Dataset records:

________________

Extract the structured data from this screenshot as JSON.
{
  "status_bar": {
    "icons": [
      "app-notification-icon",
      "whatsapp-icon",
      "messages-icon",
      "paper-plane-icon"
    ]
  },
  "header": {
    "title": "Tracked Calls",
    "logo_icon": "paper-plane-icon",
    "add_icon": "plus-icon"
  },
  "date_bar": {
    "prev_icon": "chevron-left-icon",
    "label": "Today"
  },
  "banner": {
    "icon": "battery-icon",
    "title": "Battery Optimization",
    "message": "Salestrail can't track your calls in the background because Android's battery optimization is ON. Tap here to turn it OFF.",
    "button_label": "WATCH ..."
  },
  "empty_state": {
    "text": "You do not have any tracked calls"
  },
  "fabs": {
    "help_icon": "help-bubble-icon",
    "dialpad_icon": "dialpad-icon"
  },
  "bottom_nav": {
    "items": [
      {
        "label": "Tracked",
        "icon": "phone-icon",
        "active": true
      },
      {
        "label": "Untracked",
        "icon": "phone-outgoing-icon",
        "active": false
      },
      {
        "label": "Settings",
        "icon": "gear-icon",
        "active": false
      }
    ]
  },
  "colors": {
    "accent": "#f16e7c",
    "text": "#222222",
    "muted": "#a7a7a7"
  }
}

________________

Make a verbatim copy of every entry shown above.

Extract the structured data from this screenshot as JSON.
{
  "status_bar": {
    "icons": [
      "app-notification-icon",
      "whatsapp-icon",
      "messages-icon",
      "paper-plane-icon"
    ]
  },
  "header": {
    "title": "Tracked Calls",
    "logo_icon": "paper-plane-icon",
    "add_icon": "plus-icon"
  },
  "date_bar": {
    "prev_icon": "chevron-left-icon",
    "label": "Today"
  },
  "banner": {
    "icon": "battery-icon",
    "title": "Battery Optimization",
    "message": "Salestrail can't track your calls in the background because Android's battery optimization is ON. Tap here to turn it OFF.",
    "button_label": "WATCH ..."
  },
  "empty_state": {
    "text": "You do not have any tracked calls"
  },
  "fabs": {
    "help_icon": "help-bubble-icon",
    "dialpad_icon": "dialpad-icon"
  },
  "bottom_nav": {
    "items": [
      {
        "label": "Tracked",
        "icon": "phone-icon",
        "active": true
      },
      {
        "label": "Untracked",
        "icon": "phone-outgoing-icon",
        "active": false
      },
      {
        "label": "Settings",
        "icon": "gear-icon",
        "active": false
      }
    ]
  },
  "colors": {
    "accent": "#f16e7c",
    "text": "#222222",
    "muted": "#a7a7a7"
  }
}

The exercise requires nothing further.